* _Task prompt_: Give the number of lines in this listing that contain the word "住房公积金", and nothing else.

* _Extracted entries_:
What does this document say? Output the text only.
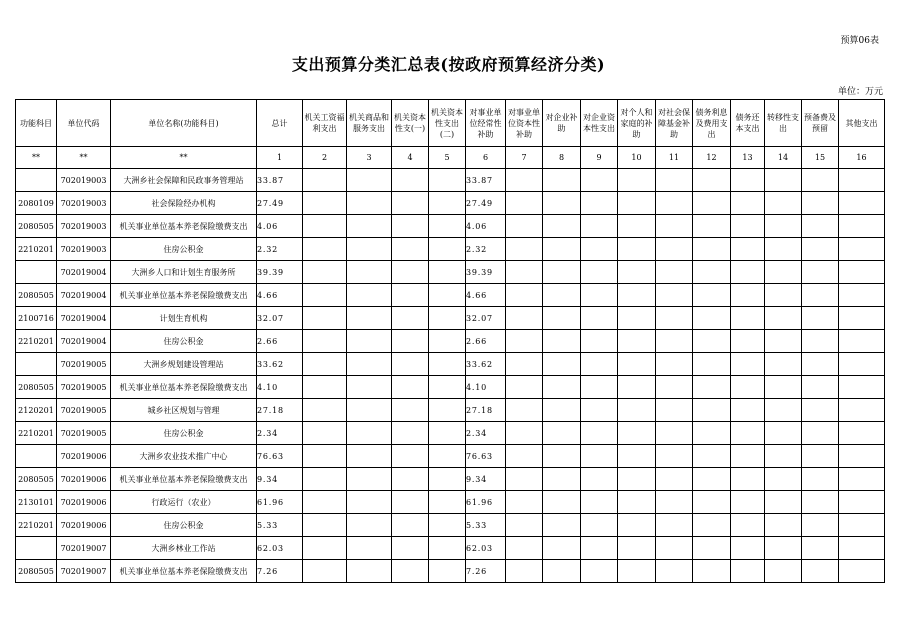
预算06表
支出预算分类汇总表(按政府预算经济分类)
单位：万元
功能科目	单位代码	单位名称(功能科目)	总计	机关工资福利支出	机关商品和服务支出	机关资本性支(一)	机关资本性支出(二)	对事业单位经常性补助	对事业单位资本性补助	对企业补助	对企业资本性支出	对个人和家庭的补助	对社会保障基金补助	债务利息及费用支出	债务还本支出	转移性支出	预备费及预留	其他支出
**	**	**	1	2	3	4	5	6	7	8	9	10	11	12	13	14	15	16
	702019003	大洲乡社会保障和民政事务管理站	33.87					33.87										
2080109	702019003	社会保险经办机构	27.49					27.49										
2080505	702019003	机关事业单位基本养老保险缴费支出	4.06					4.06										
2210201	702019003	住房公积金	2.32					2.32										
	702019004	大洲乡人口和计划生育服务所	39.39					39.39										
2080505	702019004	机关事业单位基本养老保险缴费支出	4.66					4.66										
2100716	702019004	计划生育机构	32.07					32.07										
2210201	702019004	住房公积金	2.66					2.66										
	702019005	大洲乡规划建设管理站	33.62					33.62										
2080505	702019005	机关事业单位基本养老保险缴费支出	4.10					4.10										
2120201	702019005	城乡社区规划与管理	27.18					27.18										
2210201	702019005	住房公积金	2.34					2.34										
	702019006	大洲乡农业技术推广中心	76.63					76.63										
2080505	702019006	机关事业单位基本养老保险缴费支出	9.34					9.34										
2130101	702019006	行政运行（农业）	61.96					61.96										
2210201	702019006	住房公积金	5.33					5.33										
	702019007	大洲乡林业工作站	62.03					62.03										
2080505	702019007	机关事业单位基本养老保险缴费支出	7.26					7.26										
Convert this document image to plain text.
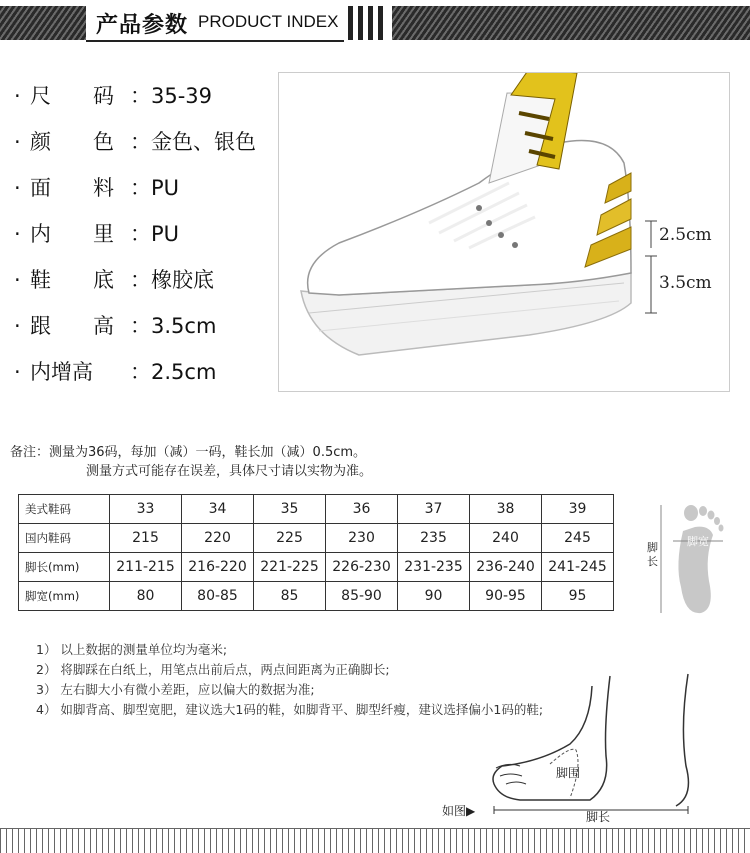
产品参数 PRODUCT INDEX
· 尺　　码 ：35-39
· 颜　　色 ：金色、银色
· 面　　料 ：PU
· 内　　里 ：PU
· 鞋　　底 ：橡胶底
· 跟　　高 ：3.5cm
· 内增高 ：2.5cm
2.5cm
3.5cm
备注：测量为36码，每加（减）一码，鞋长加（减）0.5cm。
测量方式可能存在误差，具体尺寸请以实物为准。
美式鞋码	33	34	35	36	37	38	39
国内鞋码	215	220	225	230	235	240	245
脚长(mm)	211-215	216-220	221-225	226-230	231-235	236-240	241-245
脚宽(mm)	80	80-85	85	85-90	90	90-95	95
脚长
脚宽
1） 以上数据的测量单位均为毫米;
2） 将脚踩在白纸上，用笔点出前后点，两点间距离为正确脚长;
3） 左右脚大小有微小差距，应以偏大的数据为准;
4） 如脚背高、脚型宽肥，建议选大1码的鞋，如脚背平、脚型纤瘦，建议选择偏小1码的鞋;
脚围
脚长
如图▶
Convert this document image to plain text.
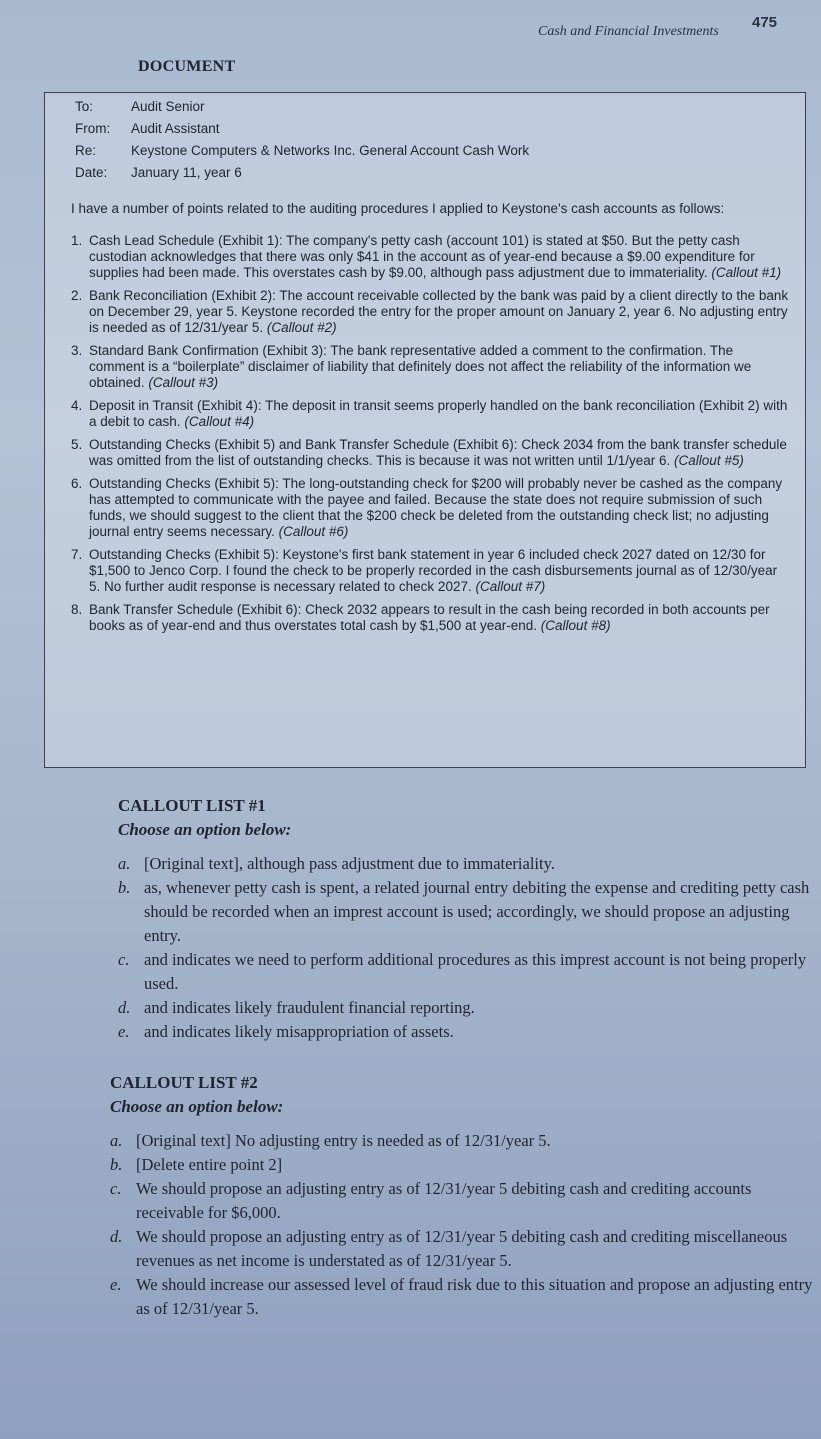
Cash and Financial Investments
475
DOCUMENT
To:	Audit Senior
From: Audit Assistant
Re:	Keystone Computers & Networks Inc. General Account Cash Work
Date: January 11, year 6
I have a number of points related to the auditing procedures I applied to Keystone's cash accounts as follows:
1. Cash Lead Schedule (Exhibit 1): The company's petty cash (account 101) is stated at $50. But the petty cash custodian acknowledges that there was only $41 in the account as of year-end because a $9.00 expenditure for supplies had been made. This overstates cash by $9.00, although pass adjustment due to immateriality. (Callout #1)
2. Bank Reconciliation (Exhibit 2): The account receivable collected by the bank was paid by a client directly to the bank on December 29, year 5. Keystone recorded the entry for the proper amount on January 2, year 6. No adjusting entry is needed as of 12/31/year 5. (Callout #2)
3. Standard Bank Confirmation (Exhibit 3): The bank representative added a comment to the confirmation. The comment is a “boilerplate” disclaimer of liability that definitely does not affect the reliability of the information we obtained. (Callout #3)
4. Deposit in Transit (Exhibit 4): The deposit in transit seems properly handled on the bank reconciliation (Exhibit 2) with a debit to cash. (Callout #4)
5. Outstanding Checks (Exhibit 5) and Bank Transfer Schedule (Exhibit 6): Check 2034 from the bank transfer schedule was omitted from the list of outstanding checks. This is because it was not written until 1/1/year 6. (Callout #5)
6. Outstanding Checks (Exhibit 5): The long-outstanding check for $200 will probably never be cashed as the company has attempted to communicate with the payee and failed. Because the state does not require submission of such funds, we should suggest to the client that the $200 check be deleted from the outstanding check list; no adjusting journal entry seems necessary. (Callout #6)
7. Outstanding Checks (Exhibit 5): Keystone's first bank statement in year 6 included check 2027 dated on 12/30 for $1,500 to Jenco Corp. I found the check to be properly recorded in the cash disbursements journal as of 12/30/year 5. No further audit response is necessary related to check 2027. (Callout #7)
8. Bank Transfer Schedule (Exhibit 6): Check 2032 appears to result in the cash being recorded in both accounts per books as of year-end and thus overstates total cash by $1,500 at year-end. (Callout #8)
CALLOUT LIST #1
Choose an option below:
a. [Original text], although pass adjustment due to immateriality.
b. as, whenever petty cash is spent, a related journal entry debiting the expense and crediting petty cash should be recorded when an imprest account is used; accordingly, we should propose an adjusting entry.
c. and indicates we need to perform additional procedures as this imprest account is not being properly used.
d. and indicates likely fraudulent financial reporting.
e. and indicates likely misappropriation of assets.
CALLOUT LIST #2
Choose an option below:
a. [Original text] No adjusting entry is needed as of 12/31/year 5.
b. [Delete entire point 2]
c. We should propose an adjusting entry as of 12/31/year 5 debiting cash and crediting accounts receivable for $6,000.
d. We should propose an adjusting entry as of 12/31/year 5 debiting cash and crediting miscellaneous revenues as net income is understated as of 12/31/year 5.
e. We should increase our assessed level of fraud risk due to this situation and propose an adjusting entry as of 12/31/year 5.
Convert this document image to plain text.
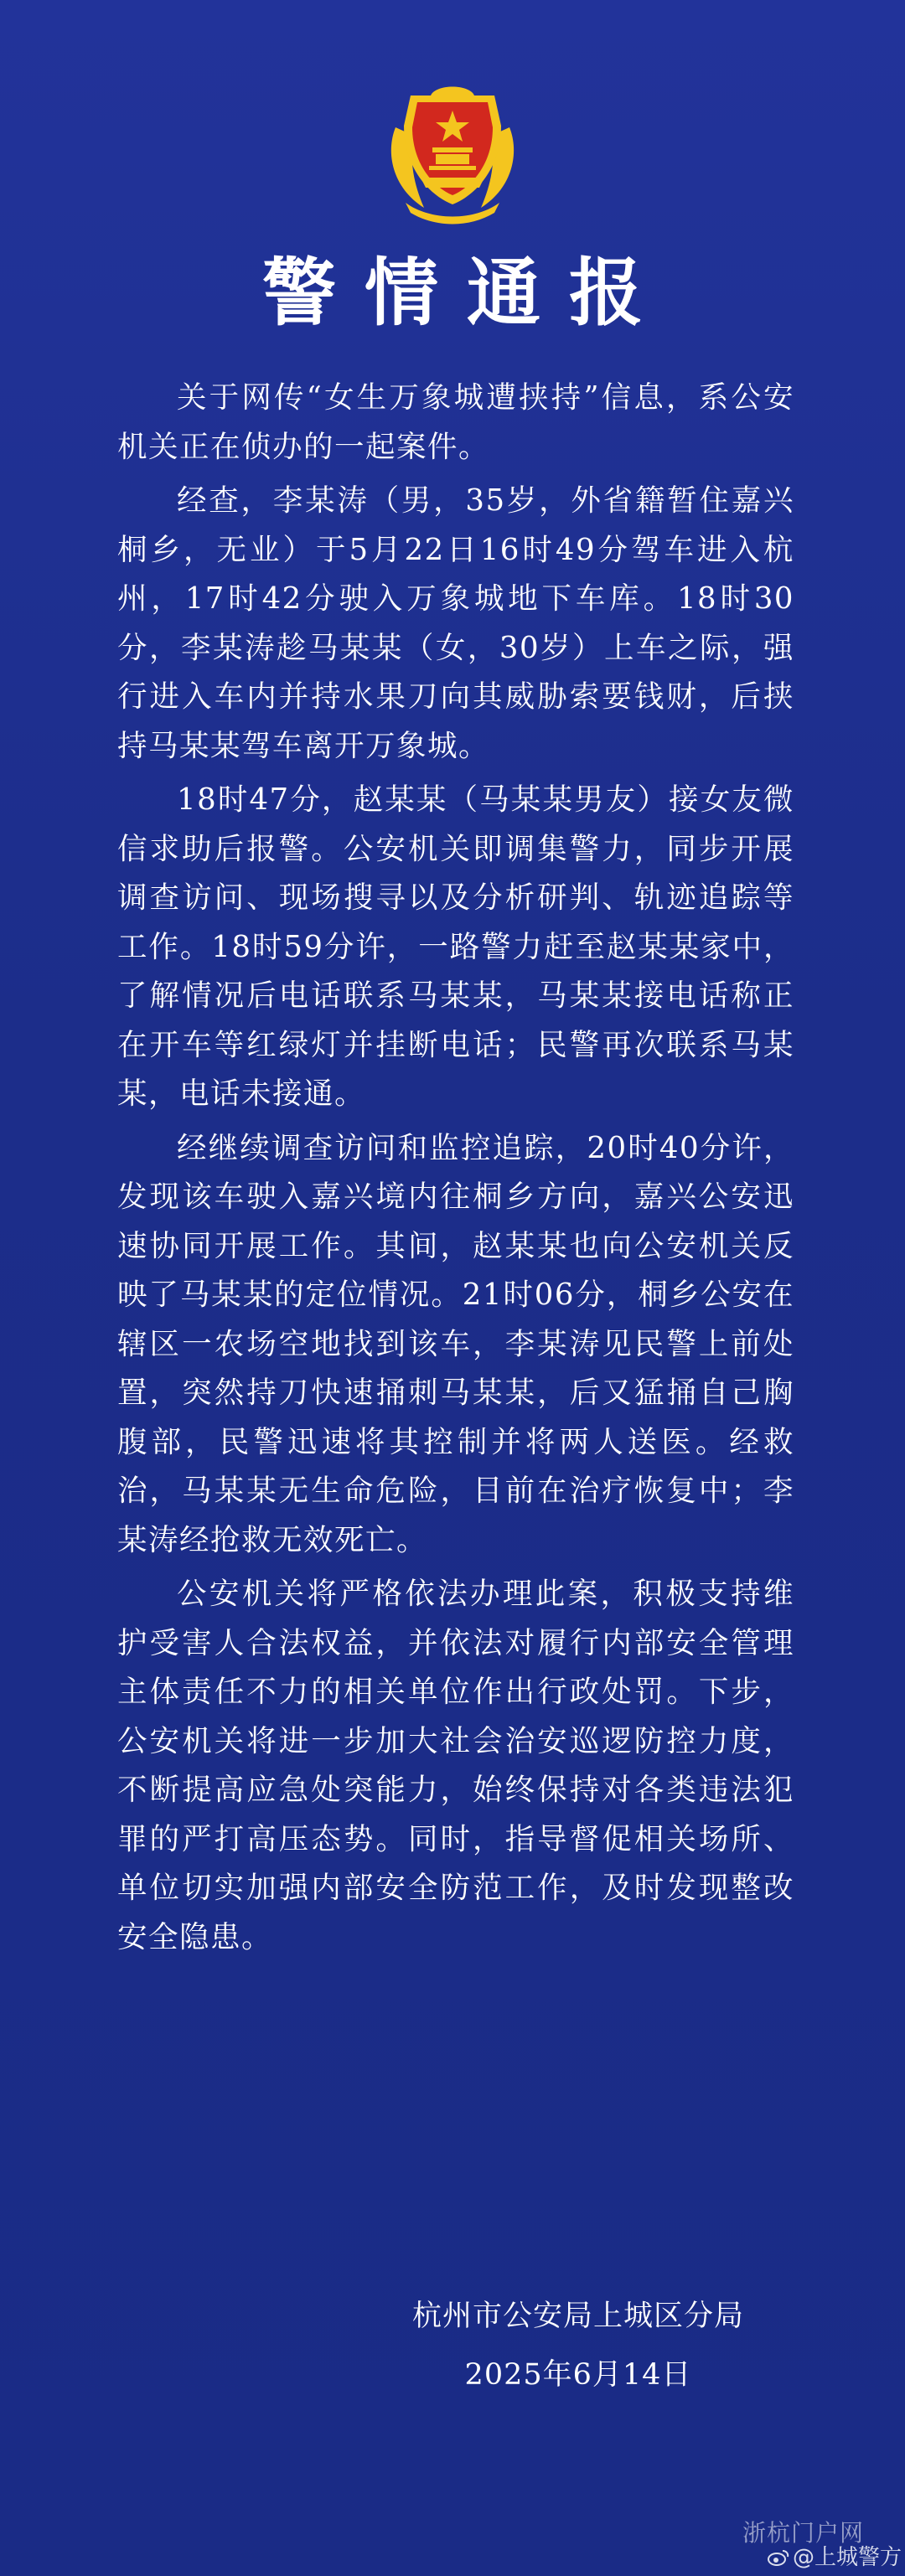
警情通报

关于网传“女生万象城遭挟持”信息，系公安机关正在侦办的一起案件。

经查，李某涛（男，35岁，外省籍暂住嘉兴桐乡，无业）于5月22日16时49分驾车进入杭州，17时42分驶入万象城地下车库。18时30分，李某涛趁马某某（女，30岁）上车之际，强行进入车内并持水果刀向其威胁索要钱财，后挟持马某某驾车离开万象城。

18时47分，赵某某（马某某男友）接女友微信求助后报警。公安机关即调集警力，同步开展调查访问、现场搜寻以及分析研判、轨迹追踪等工作。18时59分许，一路警力赶至赵某某家中，了解情况后电话联系马某某，马某某接电话称正在开车等红绿灯并挂断电话；民警再次联系马某某，电话未接通。

经继续调查访问和监控追踪，20时40分许，发现该车驶入嘉兴境内往桐乡方向，嘉兴公安迅速协同开展工作。其间，赵某某也向公安机关反映了马某某的定位情况。21时06分，桐乡公安在辖区一农场空地找到该车，李某涛见民警上前处置，突然持刀快速捅刺马某某，后又猛捅自己胸腹部，民警迅速将其控制并将两人送医。经救治，马某某无生命危险，目前在治疗恢复中；李某涛经抢救无效死亡。

公安机关将严格依法办理此案，积极支持维护受害人合法权益，并依法对履行内部安全管理主体责任不力的相关单位作出行政处罚。下步，公安机关将进一步加大社会治安巡逻防控力度，不断提高应急处突能力，始终保持对各类违法犯罪的严打高压态势。同时，指导督促相关场所、单位切实加强内部安全防范工作，及时发现整改安全隐患。

杭州市公安局上城区分局
2025年6月14日
浙杭门户网
@上城警方
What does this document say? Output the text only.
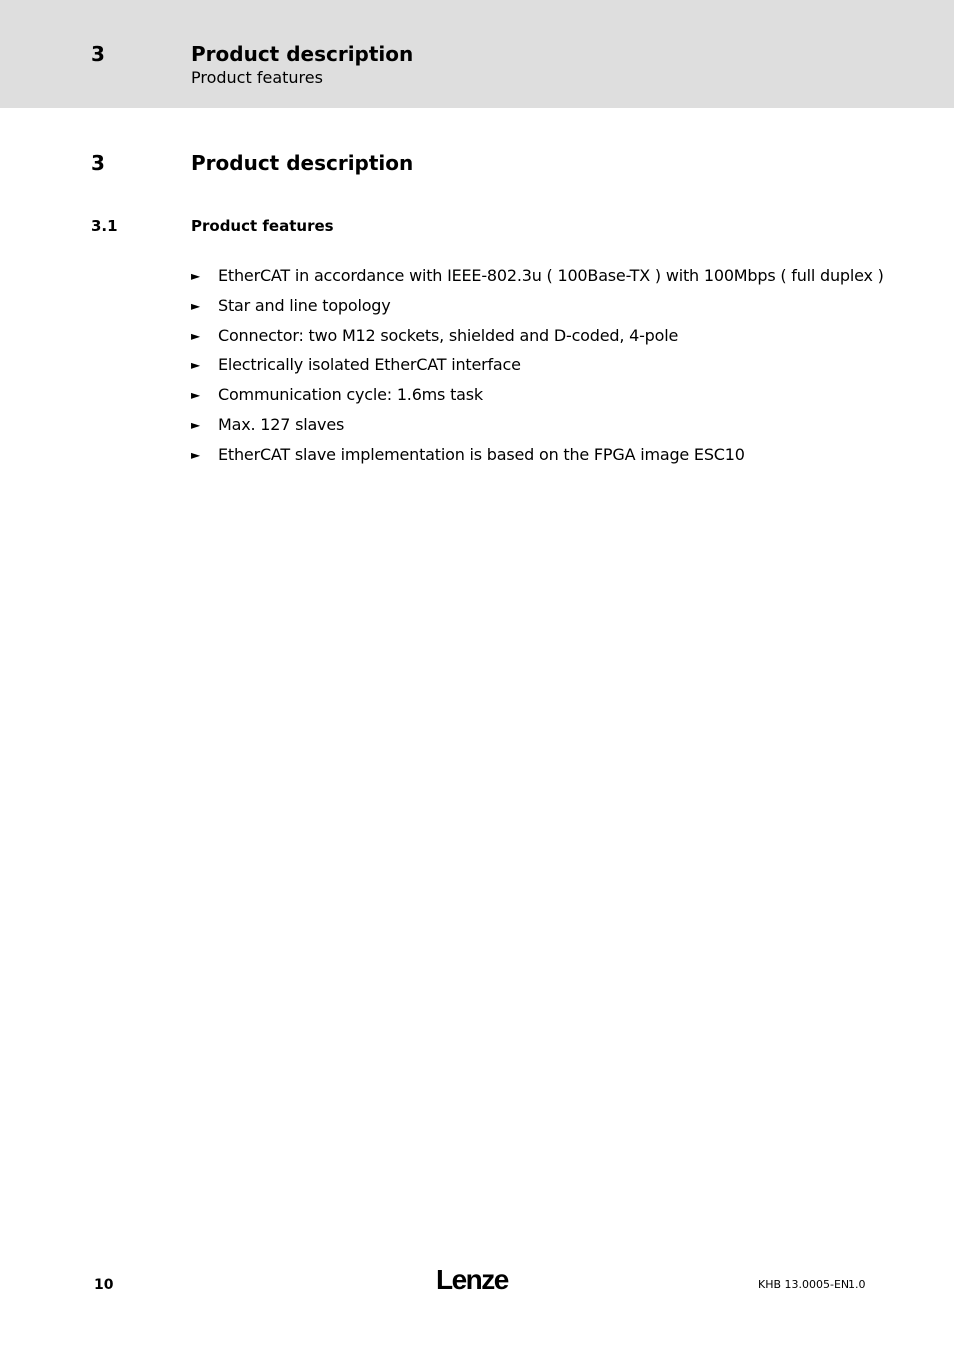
3	Product description
Product features
3	Product description
3.1	Product features
► EtherCAT in accordance with IEEE-802.3u ( 100Base-TX ) with 100Mbps ( full duplex )
► Star and line topology
► Connector: two M12 sockets, shielded and D-coded, 4-pole
► Electrically isolated EtherCAT interface
► Communication cycle: 1.6ms task
► Max. 127 slaves
► EtherCAT slave implementation is based on the FPGA image ESC10
10	Lenze	KHB 13.0005-EN
1.0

* _Exercise answer_: 4